=== REQUIRED TASK ===
Copy every entry exactly as given, minus the images.

────────────────

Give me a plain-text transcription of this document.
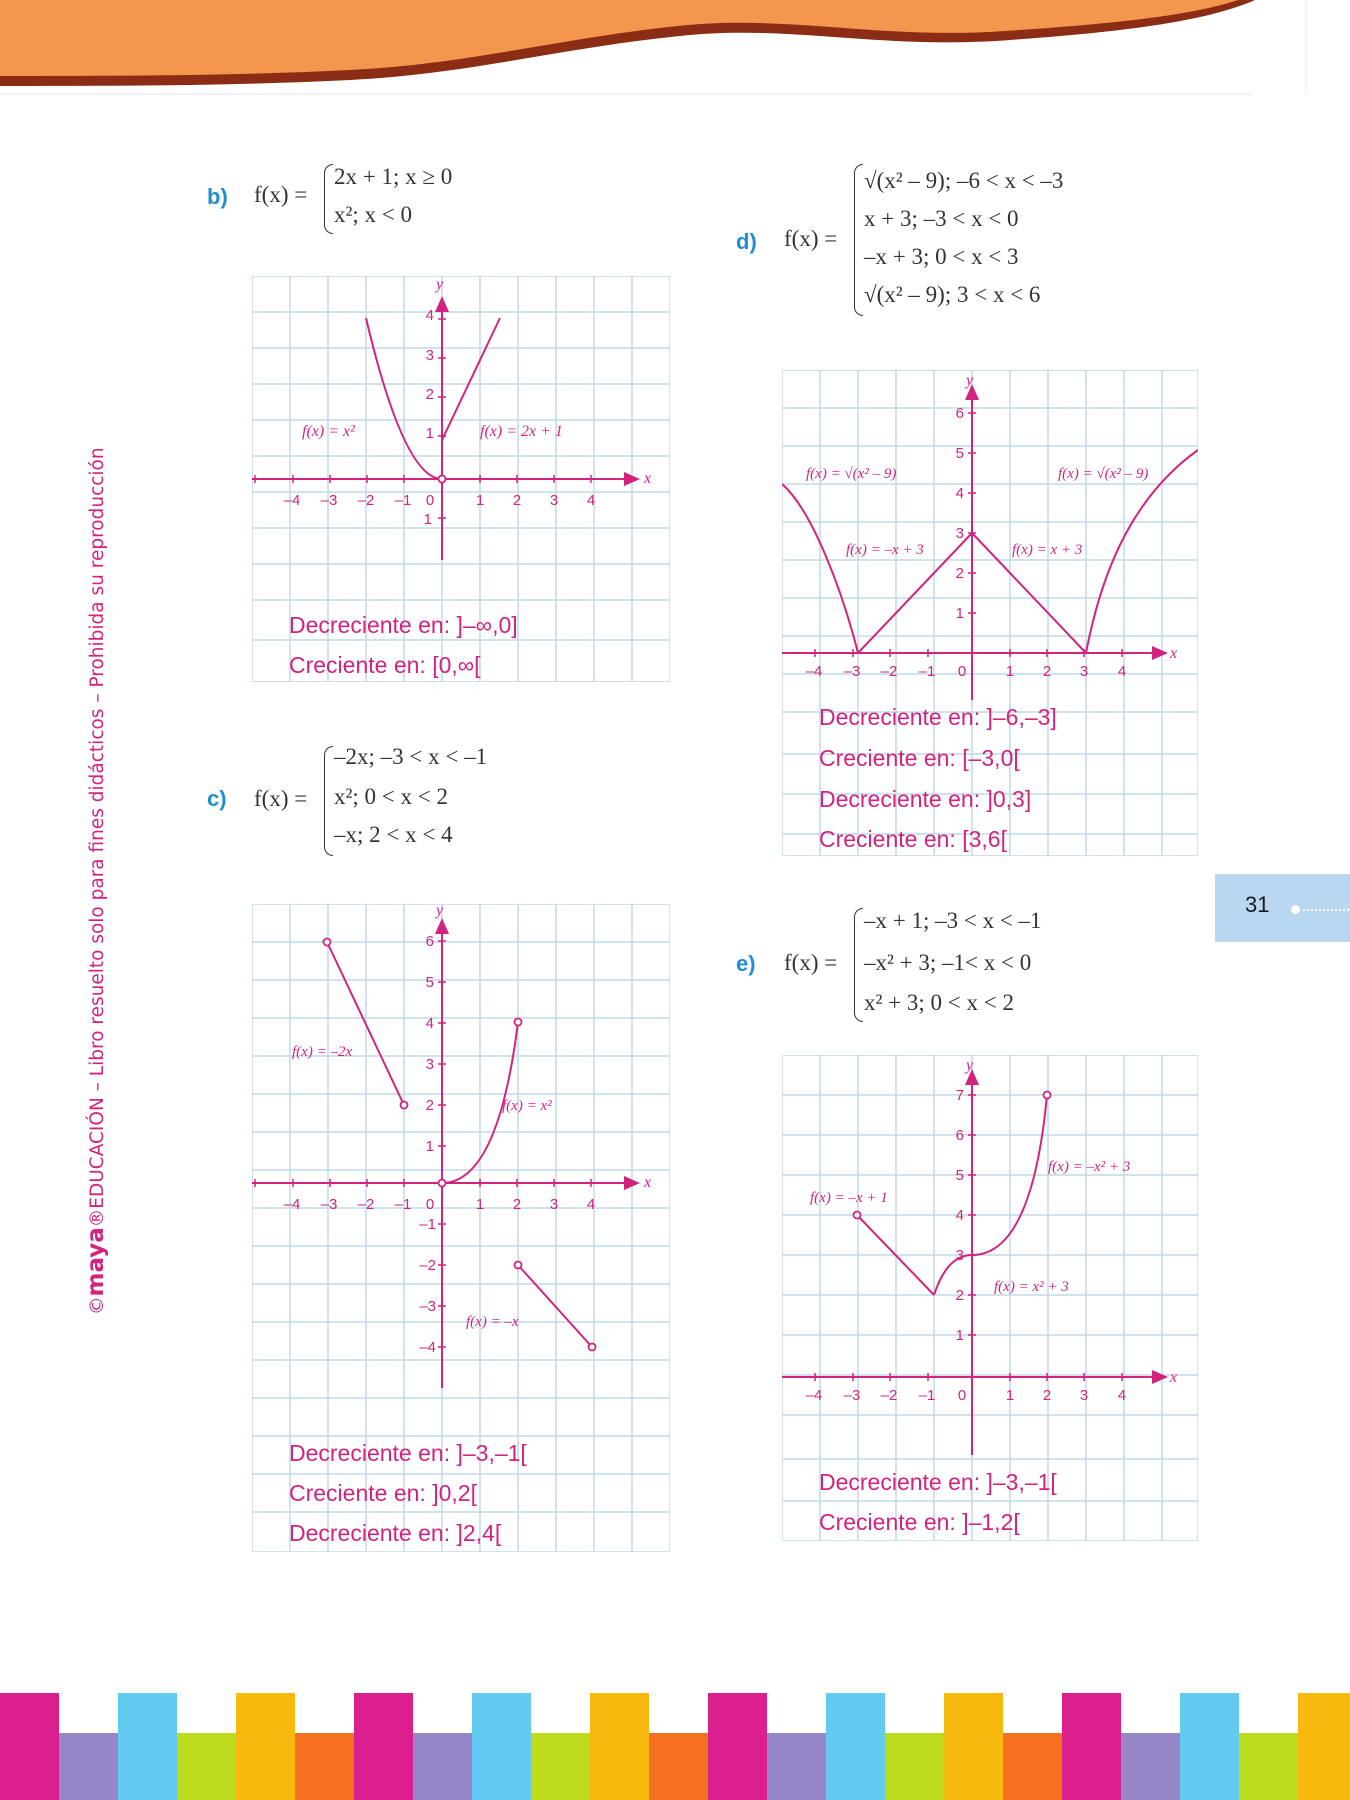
©maya®EDUCACIÓN – Libro resuelto solo para fines didácticos – Prohibida su reproducción	31
b) f(x) =
2x + 1; x ≥ 0
x²; x < 0
–4 –3 –2 –1 0	1 2 3 4
4
3
2
1
1
x
y
f(x) = x²	f(x) = 2x + 1
Decreciente en: ]–∞,0]
Creciente en: [0,∞[
c) f(x) =
–2x; –3 < x < –1
x²; 0 < x < 2
–x; 2 < x < 4
–4 –3 –2 –1 0	1 2 3 4
6
5
4
3
2
1
–1
–2
–3
–4
x
y
f(x) = –2x
f(x) = x²
f(x) = –x
Decreciente en: ]–3,–1[
Creciente en: ]0,2[
Decreciente en: ]2,4[
d) f(x) =
√(x² – 9); –6 < x < –3
x + 3; –3 < x < 0
–x + 3; 0 < x < 3
√(x² – 9); 3 < x < 6
–4 –3 –2 –1 0	1 2 3 4
6
5
4
3
2
1
x
y
f(x) = √(x² – 9)
f(x) = –x + 3	f(x) = x + 3
f(x) = √(x² – 9)
Decreciente en: ]–6,–3]
Creciente en: [–3,0[
Decreciente en: ]0,3]
Creciente en: [3,6[
e) f(x) =
–x + 1; –3 < x < –1
–x² + 3; –1< x < 0
x² + 3; 0 < x < 2
–4 –3 –2 –1 0	1 2 3 4
7
6
5
4
3
2
1
x
y
f(x) = –x + 1
f(x) = –x² + 3
f(x) = x² + 3
Decreciente en: ]–3,–1[
Creciente en: ]–1,2[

────────────────

=== COMPLETE ANSWER ===
Give me a plain-text transcription of this document.
©maya®EDUCACIÓN – Libro resuelto solo para fines didácticos – Prohibida su reproducción	31
b) f(x) =
2x + 1; x ≥ 0
x²; x < 0
–4 –3 –2 –1 0	1 2 3 4
4
3
2
1
1
x
y
f(x) = x²	f(x) = 2x + 1
Decreciente en: ]–∞,0]
Creciente en: [0,∞[
c) f(x) =
–2x; –3 < x < –1
x²; 0 < x < 2
–x; 2 < x < 4
–4 –3 –2 –1 0	1 2 3 4
6
5
4
3
2
1
–1
–2
–3
–4
x
y
f(x) = –2x
f(x) = x²
f(x) = –x
Decreciente en: ]–3,–1[
Creciente en: ]0,2[
Decreciente en: ]2,4[
d) f(x) =
√(x² – 9); –6 < x < –3
x + 3; –3 < x < 0
–x + 3; 0 < x < 3
√(x² – 9); 3 < x < 6
–4 –3 –2 –1 0	1 2 3 4
6
5
4
3
2
1
x
y
f(x) = √(x² – 9)
f(x) = –x + 3	f(x) = x + 3
f(x) = √(x² – 9)
Decreciente en: ]–6,–3]
Creciente en: [–3,0[
Decreciente en: ]0,3]
Creciente en: [3,6[
e) f(x) =
–x + 1; –3 < x < –1
–x² + 3; –1< x < 0
x² + 3; 0 < x < 2
–4 –3 –2 –1 0	1 2 3 4
7
6
5
4
3
2
1
x
y
f(x) = –x + 1
f(x) = –x² + 3
f(x) = x² + 3
Decreciente en: ]–3,–1[
Creciente en: ]–1,2[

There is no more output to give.